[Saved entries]
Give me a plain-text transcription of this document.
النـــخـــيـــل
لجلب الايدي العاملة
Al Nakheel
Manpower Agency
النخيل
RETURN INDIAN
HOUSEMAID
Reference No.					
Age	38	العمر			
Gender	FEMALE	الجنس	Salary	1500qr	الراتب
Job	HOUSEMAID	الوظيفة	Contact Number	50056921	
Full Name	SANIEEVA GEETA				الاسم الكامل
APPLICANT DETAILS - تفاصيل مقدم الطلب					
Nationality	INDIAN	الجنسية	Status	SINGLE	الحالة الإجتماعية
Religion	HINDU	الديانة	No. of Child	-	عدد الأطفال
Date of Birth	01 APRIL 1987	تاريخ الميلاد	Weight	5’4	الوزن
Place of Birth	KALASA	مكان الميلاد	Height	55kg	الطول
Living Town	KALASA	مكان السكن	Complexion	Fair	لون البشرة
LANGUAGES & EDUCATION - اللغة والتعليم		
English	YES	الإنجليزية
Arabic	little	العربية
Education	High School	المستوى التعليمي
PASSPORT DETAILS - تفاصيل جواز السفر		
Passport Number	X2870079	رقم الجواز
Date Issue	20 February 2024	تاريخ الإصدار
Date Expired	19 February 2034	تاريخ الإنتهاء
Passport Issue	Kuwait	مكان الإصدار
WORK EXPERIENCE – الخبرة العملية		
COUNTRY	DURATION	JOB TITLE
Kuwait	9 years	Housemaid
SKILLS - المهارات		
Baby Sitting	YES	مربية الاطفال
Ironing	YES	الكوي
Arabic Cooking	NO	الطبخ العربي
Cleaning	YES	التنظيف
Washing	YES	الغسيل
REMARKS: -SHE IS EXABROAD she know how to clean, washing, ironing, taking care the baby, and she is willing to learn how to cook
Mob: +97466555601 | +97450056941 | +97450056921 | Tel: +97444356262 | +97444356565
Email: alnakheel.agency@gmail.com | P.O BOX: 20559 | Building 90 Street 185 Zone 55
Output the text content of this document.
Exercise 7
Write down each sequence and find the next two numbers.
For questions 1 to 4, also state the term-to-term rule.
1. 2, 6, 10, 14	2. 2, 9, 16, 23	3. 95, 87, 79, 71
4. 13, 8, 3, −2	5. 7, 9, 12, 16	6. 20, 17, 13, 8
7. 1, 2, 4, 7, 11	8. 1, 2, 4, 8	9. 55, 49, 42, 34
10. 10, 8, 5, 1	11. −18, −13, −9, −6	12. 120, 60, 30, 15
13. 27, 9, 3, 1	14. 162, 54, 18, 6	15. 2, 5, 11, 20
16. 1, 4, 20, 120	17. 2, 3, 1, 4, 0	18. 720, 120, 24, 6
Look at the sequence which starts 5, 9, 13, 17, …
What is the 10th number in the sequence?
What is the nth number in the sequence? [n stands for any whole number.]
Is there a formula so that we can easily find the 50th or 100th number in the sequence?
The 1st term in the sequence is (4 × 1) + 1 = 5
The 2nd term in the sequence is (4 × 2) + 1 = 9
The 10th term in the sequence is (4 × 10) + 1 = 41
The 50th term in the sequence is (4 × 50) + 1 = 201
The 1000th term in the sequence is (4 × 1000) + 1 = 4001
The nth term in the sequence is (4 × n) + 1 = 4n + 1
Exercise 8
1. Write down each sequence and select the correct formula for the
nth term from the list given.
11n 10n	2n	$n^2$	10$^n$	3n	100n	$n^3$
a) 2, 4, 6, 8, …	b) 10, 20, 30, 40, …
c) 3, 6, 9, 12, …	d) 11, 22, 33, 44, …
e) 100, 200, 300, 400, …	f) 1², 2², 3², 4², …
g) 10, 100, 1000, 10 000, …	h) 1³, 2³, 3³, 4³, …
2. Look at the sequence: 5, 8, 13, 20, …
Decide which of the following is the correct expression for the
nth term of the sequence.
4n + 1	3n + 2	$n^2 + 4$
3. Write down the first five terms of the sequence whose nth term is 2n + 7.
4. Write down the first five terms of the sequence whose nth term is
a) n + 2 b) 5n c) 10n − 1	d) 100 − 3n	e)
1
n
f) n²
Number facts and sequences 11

* **GIVEN REQUEST**
Give again only the lines of the material above that run from the one with "Output the text content of this document." through the end, both included, exactly as they appear.

* **CORRECT OUTPUT**
Output the text content of this document.
Exercise 7
Write down each sequence and find the next two numbers.
For questions 1 to 4, also state the term-to-term rule.
1. 2, 6, 10, 14	2. 2, 9, 16, 23	3. 95, 87, 79, 71
4. 13, 8, 3, −2	5. 7, 9, 12, 16	6. 20, 17, 13, 8
7. 1, 2, 4, 7, 11	8. 1, 2, 4, 8	9. 55, 49, 42, 34
10. 10, 8, 5, 1	11. −18, −13, −9, −6	12. 120, 60, 30, 15
13. 27, 9, 3, 1	14. 162, 54, 18, 6	15. 2, 5, 11, 20
16. 1, 4, 20, 120	17. 2, 3, 1, 4, 0	18. 720, 120, 24, 6
Look at the sequence which starts 5, 9, 13, 17, …
What is the 10th number in the sequence?
What is the nth number in the sequence? [n stands for any whole number.]
Is there a formula so that we can easily find the 50th or 100th number in the sequence?
The 1st term in the sequence is (4 × 1) + 1 = 5
The 2nd term in the sequence is (4 × 2) + 1 = 9
The 10th term in the sequence is (4 × 10) + 1 = 41
The 50th term in the sequence is (4 × 50) + 1 = 201
The 1000th term in the sequence is (4 × 1000) + 1 = 4001
The nth term in the sequence is (4 × n) + 1 = 4n + 1
Exercise 8
1. Write down each sequence and select the correct formula for the
nth term from the list given.
11n 10n	2n	$n^2$	10$^n$	3n	100n	$n^3$
a) 2, 4, 6, 8, …	b) 10, 20, 30, 40, …
c) 3, 6, 9, 12, …	d) 11, 22, 33, 44, …
e) 100, 200, 300, 400, …	f) 1², 2², 3², 4², …
g) 10, 100, 1000, 10 000, …	h) 1³, 2³, 3³, 4³, …
2. Look at the sequence: 5, 8, 13, 20, …
Decide which of the following is the correct expression for the
nth term of the sequence.
4n + 1	3n + 2	$n^2 + 4$
3. Write down the first five terms of the sequence whose nth term is 2n + 7.
4. Write down the first five terms of the sequence whose nth term is
a) n + 2 b) 5n c) 10n − 1	d) 100 − 3n	e)
1
n
f) n²
Number facts and sequences 11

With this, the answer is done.